- _Problem requirements_:
Set down each line of the material that follows, exactly, with no pictures.

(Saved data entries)
━━━━━━━━━━━━━━━━━━━━

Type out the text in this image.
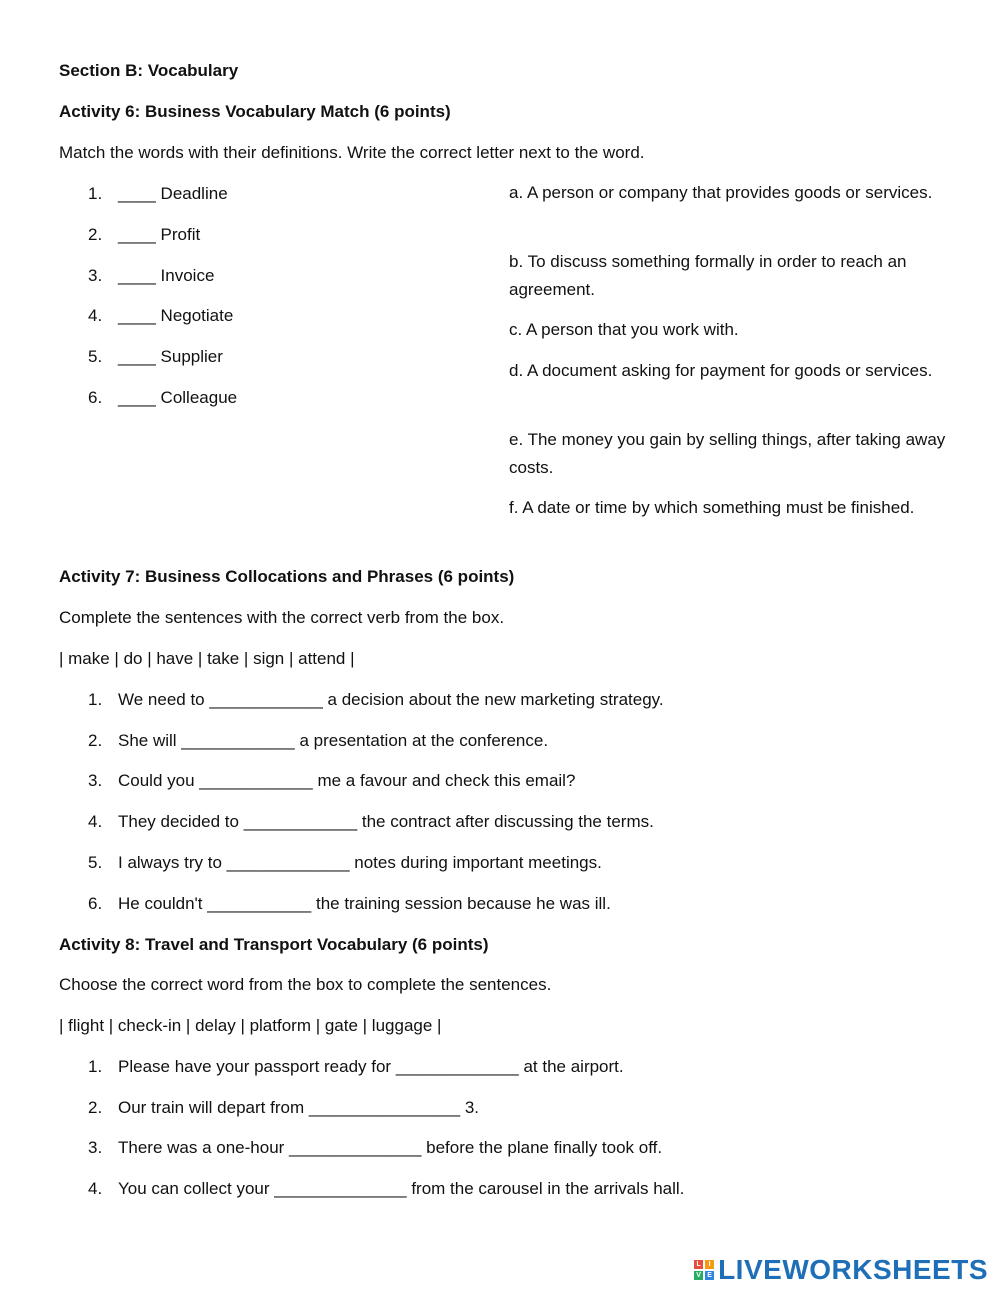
Section B: Vocabulary
Activity 6: Business Vocabulary Match (6 points)
Match the words with their definitions. Write the correct letter next to the word.
1. ____ Deadline
2. ____ Profit
3. ____ Invoice
4. ____ Negotiate
5. ____ Supplier
6. ____ Colleague
a. A person or company that provides goods or services.
b. To discuss something formally in order to reach an agreement.
c. A person that you work with.
d. A document asking for payment for goods or services.
e. The money you gain by selling things, after taking away costs.
f. A date or time by which something must be finished.
Activity 7: Business Collocations and Phrases (6 points)
Complete the sentences with the correct verb from the box.
| make | do | have | take | sign | attend |
1. We need to ____________ a decision about the new marketing strategy.
2. She will ____________ a presentation at the conference.
3. Could you ____________ me a favour and check this email?
4. They decided to ____________ the contract after discussing the terms.
5. I always try to _____________ notes during important meetings.
6. He couldn't ___________ the training session because he was ill.
Activity 8: Travel and Transport Vocabulary (6 points)
Choose the correct word from the box to complete the sentences.
| flight | check-in | delay | platform | gate | luggage |
1. Please have your passport ready for _____________ at the airport.
2. Our train will depart from ________________ 3.
3. There was a one-hour ______________ before the plane finally took off.
4. You can collect your ______________ from the carousel in the arrivals hall.
L	I
V E LIVEWORKSHEETS
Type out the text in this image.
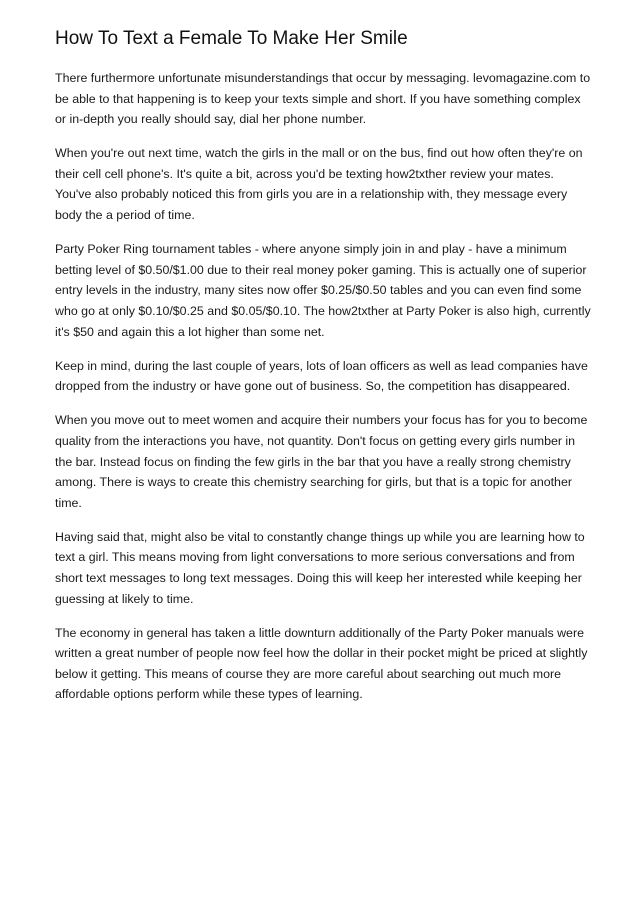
How To Text a Female To Make Her Smile

There furthermore unfortunate misunderstandings that occur by messaging. levomagazine.com to be able to that happening is to keep your texts simple and short. If you have something complex or in-depth you really should say, dial her phone number.

When you're out next time, watch the girls in the mall or on the bus, find out how often they're on their cell cell phone's. It's quite a bit, across you'd be texting how2txther review your mates. You've also probably noticed this from girls you are in a relationship with, they message every body the a period of time.

Party Poker Ring tournament tables - where anyone simply join in and play - have a minimum betting level of $0.50/$1.00 due to their real money poker gaming. This is actually one of superior entry levels in the industry, many sites now offer $0.25/$0.50 tables and you can even find some who go at only $0.10/$0.25 and $0.05/$0.10. The how2txther at Party Poker is also high, currently it's $50 and again this a lot higher than some net.

Keep in mind, during the last couple of years, lots of loan officers as well as lead companies have dropped from the industry or have gone out of business. So, the competition has disappeared.

When you move out to meet women and acquire their numbers your focus has for you to become quality from the interactions you have, not quantity. Don't focus on getting every girls number in the bar. Instead focus on finding the few girls in the bar that you have a really strong chemistry among. There is ways to create this chemistry searching for girls, but that is a topic for another time.

Having said that, might also be vital to constantly change things up while you are learning how to text a girl. This means moving from light conversations to more serious conversations and from short text messages to long text messages. Doing this will keep her interested while keeping her guessing at likely to time.

The economy in general has taken a little downturn additionally of the Party Poker manuals were written a great number of people now feel how the dollar in their pocket might be priced at slightly below it getting. This means of course they are more careful about searching out much more affordable options perform while these types of learning.
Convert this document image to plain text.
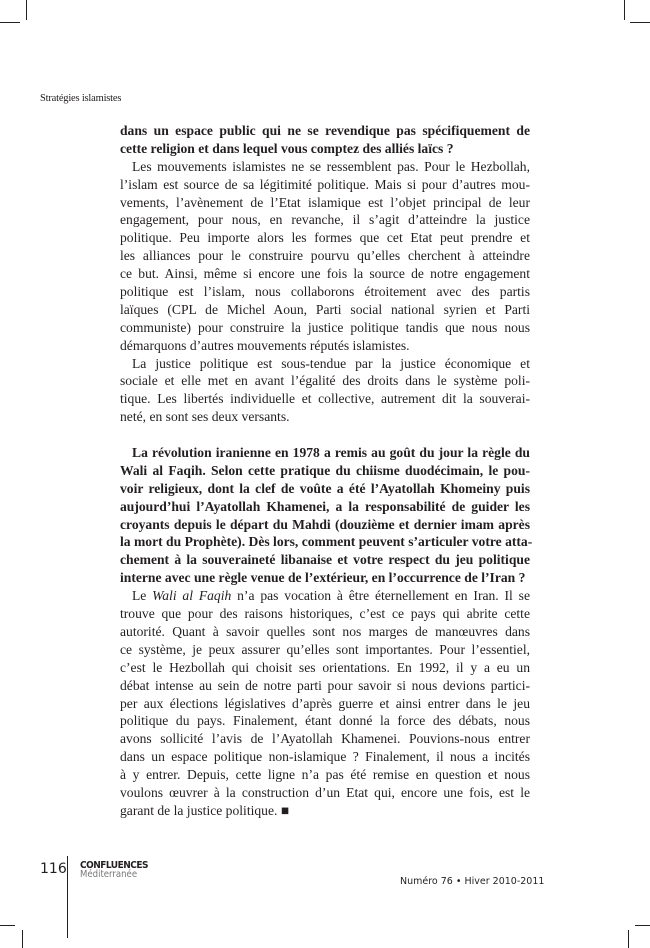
Stratégies islamistes
dans un espace public qui ne se revendique pas spécifiquement de
cette religion et dans lequel vous comptez des alliés laïcs ?
Les mouvements islamistes ne se ressemblent pas. Pour le Hezbollah,
l’islam est source de sa légitimité politique. Mais si pour d’autres mou-
vements, l’avènement de l’Etat islamique est l’objet principal de leur
engagement, pour nous, en revanche, il s’agit d’atteindre la justice
politique. Peu importe alors les formes que cet Etat peut prendre et
les alliances pour le construire pourvu qu’elles cherchent à atteindre
ce but. Ainsi, même si encore une fois la source de notre engagement
politique est l’islam, nous collaborons étroitement avec des partis
laïques (CPL de Michel Aoun, Parti social national syrien et Parti
communiste) pour construire la justice politique tandis que nous nous
démarquons d’autres mouvements réputés islamistes.
La justice politique est sous-tendue par la justice économique et
sociale et elle met en avant l’égalité des droits dans le système poli-
tique. Les libertés individuelle et collective, autrement dit la souverai-
neté, en sont ses deux versants.
La révolution iranienne en 1978 a remis au goût du jour la règle du
Wali al Faqih. Selon cette pratique du chiisme duodécimain, le pou-
voir religieux, dont la clef de voûte a été l’Ayatollah Khomeiny puis
aujourd’hui l’Ayatollah Khamenei, a la responsabilité de guider les
croyants depuis le départ du Mahdi (douzième et dernier imam après
la mort du Prophète). Dès lors, comment peuvent s’articuler votre atta-
chement à la souveraineté libanaise et votre respect du jeu politique
interne avec une règle venue de l’extérieur, en l’occurrence de l’Iran ?
Le Wali al Faqih n’a pas vocation à être éternellement en Iran. Il se
trouve que pour des raisons historiques, c’est ce pays qui abrite cette
autorité. Quant à savoir quelles sont nos marges de manœuvres dans
ce système, je peux assurer qu’elles sont importantes. Pour l’essentiel,
c’est le Hezbollah qui choisit ses orientations. En 1992, il y a eu un
débat intense au sein de notre parti pour savoir si nous devions partici-
per aux élections législatives d’après guerre et ainsi entrer dans le jeu
politique du pays. Finalement, étant donné la force des débats, nous
avons sollicité l’avis de l’Ayatollah Khamenei. Pouvions-nous entrer
dans un espace politique non-islamique ? Finalement, il nous a incités
à y entrer. Depuis, cette ligne n’a pas été remise en question et nous
voulons œuvrer à la construction d’un Etat qui, encore une fois, est le
garant de la justice politique. ■
116 CONFLUENCES
Méditerranée
Numéro 76 • Hiver 2010-2011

━━━━━━━━━━━━━━━━━━━━

- _Worked solution_:
Type out the text in this image.
Section B: Vocabulary
Activity 6: Business Vocabulary Match (6 points)
Match the words with their definitions. Write the correct letter next to the word.
1. ____ Deadline
2. ____ Profit
3. ____ Invoice
4. ____ Negotiate
5. ____ Supplier
6. ____ Colleague
a. A person or company that provides goods or services.
b. To discuss something formally in order to reach an agreement.
c. A person that you work with.
d. A document asking for payment for goods or services.
e. The money you gain by selling things, after taking away costs.
f. A date or time by which something must be finished.
Activity 7: Business Collocations and Phrases (6 points)
Complete the sentences with the correct verb from the box.
| make | do | have | take | sign | attend |
1. We need to ____________ a decision about the new marketing strategy.
2. She will ____________ a presentation at the conference.
3. Could you ____________ me a favour and check this email?
4. They decided to ____________ the contract after discussing the terms.
5. I always try to _____________ notes during important meetings.
6. He couldn't ___________ the training session because he was ill.
Activity 8: Travel and Transport Vocabulary (6 points)
Choose the correct word from the box to complete the sentences.
| flight | check-in | delay | platform | gate | luggage |
1. Please have your passport ready for _____________ at the airport.
2. Our train will depart from ________________ 3.
3. There was a one-hour ______________ before the plane finally took off.
4. You can collect your ______________ from the carousel in the arrivals hall.
L	I
V E LIVEWORKSHEETS
Type out the text in this image.
How To Text a Female To Make Her Smile

There furthermore unfortunate misunderstandings that occur by messaging. levomagazine.com to be able to that happening is to keep your texts simple and short. If you have something complex or in-depth you really should say, dial her phone number.

When you're out next time, watch the girls in the mall or on the bus, find out how often they're on their cell cell phone's. It's quite a bit, across you'd be texting how2txther review your mates. You've also probably noticed this from girls you are in a relationship with, they message every body the a period of time.

Party Poker Ring tournament tables - where anyone simply join in and play - have a minimum betting level of $0.50/$1.00 due to their real money poker gaming. This is actually one of superior entry levels in the industry, many sites now offer $0.25/$0.50 tables and you can even find some who go at only $0.10/$0.25 and $0.05/$0.10. The how2txther at Party Poker is also high, currently it's $50 and again this a lot higher than some net.

Keep in mind, during the last couple of years, lots of loan officers as well as lead companies have dropped from the industry or have gone out of business. So, the competition has disappeared.

When you move out to meet women and acquire their numbers your focus has for you to become quality from the interactions you have, not quantity. Don't focus on getting every girls number in the bar. Instead focus on finding the few girls in the bar that you have a really strong chemistry among. There is ways to create this chemistry searching for girls, but that is a topic for another time.

Having said that, might also be vital to constantly change things up while you are learning how to text a girl. This means moving from light conversations to more serious conversations and from short text messages to long text messages. Doing this will keep her interested while keeping her guessing at likely to time.

The economy in general has taken a little downturn additionally of the Party Poker manuals were written a great number of people now feel how the dollar in their pocket might be priced at slightly below it getting. This means of course they are more careful about searching out much more affordable options perform while these types of learning.
Convert this document image to plain text.
Stratégies islamistes
dans un espace public qui ne se revendique pas spécifiquement de
cette religion et dans lequel vous comptez des alliés laïcs ?
Les mouvements islamistes ne se ressemblent pas. Pour le Hezbollah,
l’islam est source de sa légitimité politique. Mais si pour d’autres mou-
vements, l’avènement de l’Etat islamique est l’objet principal de leur
engagement, pour nous, en revanche, il s’agit d’atteindre la justice
politique. Peu importe alors les formes que cet Etat peut prendre et
les alliances pour le construire pourvu qu’elles cherchent à atteindre
ce but. Ainsi, même si encore une fois la source de notre engagement
politique est l’islam, nous collaborons étroitement avec des partis
laïques (CPL de Michel Aoun, Parti social national syrien et Parti
communiste) pour construire la justice politique tandis que nous nous
démarquons d’autres mouvements réputés islamistes.
La justice politique est sous-tendue par la justice économique et
sociale et elle met en avant l’égalité des droits dans le système poli-
tique. Les libertés individuelle et collective, autrement dit la souverai-
neté, en sont ses deux versants.
La révolution iranienne en 1978 a remis au goût du jour la règle du
Wali al Faqih. Selon cette pratique du chiisme duodécimain, le pou-
voir religieux, dont la clef de voûte a été l’Ayatollah Khomeiny puis
aujourd’hui l’Ayatollah Khamenei, a la responsabilité de guider les
croyants depuis le départ du Mahdi (douzième et dernier imam après
la mort du Prophète). Dès lors, comment peuvent s’articuler votre atta-
chement à la souveraineté libanaise et votre respect du jeu politique
interne avec une règle venue de l’extérieur, en l’occurrence de l’Iran ?
Le Wali al Faqih n’a pas vocation à être éternellement en Iran. Il se
trouve que pour des raisons historiques, c’est ce pays qui abrite cette
autorité. Quant à savoir quelles sont nos marges de manœuvres dans
ce système, je peux assurer qu’elles sont importantes. Pour l’essentiel,
c’est le Hezbollah qui choisit ses orientations. En 1992, il y a eu un
débat intense au sein de notre parti pour savoir si nous devions partici-
per aux élections législatives d’après guerre et ainsi entrer dans le jeu
politique du pays. Finalement, étant donné la force des débats, nous
avons sollicité l’avis de l’Ayatollah Khamenei. Pouvions-nous entrer
dans un espace politique non-islamique ? Finalement, il nous a incités
à y entrer. Depuis, cette ligne n’a pas été remise en question et nous
voulons œuvrer à la construction d’un Etat qui, encore une fois, est le
garant de la justice politique. ■
116 CONFLUENCES
Méditerranée
Numéro 76 • Hiver 2010-2011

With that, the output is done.